* _Instructions for the task_
Filter the entries below, keeping only lines with the word "Fast".

* _Material provided_
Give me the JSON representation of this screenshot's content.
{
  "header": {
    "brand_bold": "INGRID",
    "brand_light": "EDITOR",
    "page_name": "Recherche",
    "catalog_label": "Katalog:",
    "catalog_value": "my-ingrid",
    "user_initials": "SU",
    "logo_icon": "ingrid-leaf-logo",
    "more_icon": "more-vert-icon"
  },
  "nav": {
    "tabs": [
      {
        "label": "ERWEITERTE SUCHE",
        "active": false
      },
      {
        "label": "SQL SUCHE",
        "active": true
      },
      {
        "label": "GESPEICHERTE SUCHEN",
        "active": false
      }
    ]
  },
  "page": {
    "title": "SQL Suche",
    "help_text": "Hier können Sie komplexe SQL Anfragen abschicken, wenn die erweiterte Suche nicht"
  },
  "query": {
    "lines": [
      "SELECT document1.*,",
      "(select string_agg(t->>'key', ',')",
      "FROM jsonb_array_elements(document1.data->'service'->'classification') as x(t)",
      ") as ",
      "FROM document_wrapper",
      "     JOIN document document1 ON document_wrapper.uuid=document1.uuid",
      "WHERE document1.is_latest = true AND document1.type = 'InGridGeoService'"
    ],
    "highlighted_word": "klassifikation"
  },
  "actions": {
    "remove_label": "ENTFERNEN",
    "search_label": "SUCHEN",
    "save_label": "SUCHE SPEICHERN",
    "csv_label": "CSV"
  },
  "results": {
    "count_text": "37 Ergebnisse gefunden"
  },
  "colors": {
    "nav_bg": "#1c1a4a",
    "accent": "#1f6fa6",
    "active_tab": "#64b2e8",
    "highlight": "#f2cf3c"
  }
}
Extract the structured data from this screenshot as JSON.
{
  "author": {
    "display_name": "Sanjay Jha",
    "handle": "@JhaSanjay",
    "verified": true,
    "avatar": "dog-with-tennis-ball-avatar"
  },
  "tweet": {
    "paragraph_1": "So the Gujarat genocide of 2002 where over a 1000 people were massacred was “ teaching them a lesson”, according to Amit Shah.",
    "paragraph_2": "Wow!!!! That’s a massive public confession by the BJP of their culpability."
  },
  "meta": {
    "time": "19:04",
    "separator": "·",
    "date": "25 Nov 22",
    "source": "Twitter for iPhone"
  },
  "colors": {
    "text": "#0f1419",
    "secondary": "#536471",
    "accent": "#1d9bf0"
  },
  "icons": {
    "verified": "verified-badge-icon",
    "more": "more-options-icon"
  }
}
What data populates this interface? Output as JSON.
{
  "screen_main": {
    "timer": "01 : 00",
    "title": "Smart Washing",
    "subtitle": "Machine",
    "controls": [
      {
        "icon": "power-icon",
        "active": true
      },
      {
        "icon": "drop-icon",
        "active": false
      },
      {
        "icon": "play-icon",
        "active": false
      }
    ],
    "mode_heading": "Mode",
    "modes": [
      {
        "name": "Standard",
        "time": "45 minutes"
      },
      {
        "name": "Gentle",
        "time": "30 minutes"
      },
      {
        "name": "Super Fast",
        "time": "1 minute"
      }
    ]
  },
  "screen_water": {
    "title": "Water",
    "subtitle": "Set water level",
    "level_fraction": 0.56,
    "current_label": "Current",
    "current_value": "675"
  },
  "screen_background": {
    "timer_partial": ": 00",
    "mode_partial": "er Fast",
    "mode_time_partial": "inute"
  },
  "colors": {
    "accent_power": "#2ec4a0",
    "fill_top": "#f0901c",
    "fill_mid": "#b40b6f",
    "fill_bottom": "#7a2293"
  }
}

* _Solution to the problem_
        "name": "Super Fast",
    "mode_partial": "er Fast",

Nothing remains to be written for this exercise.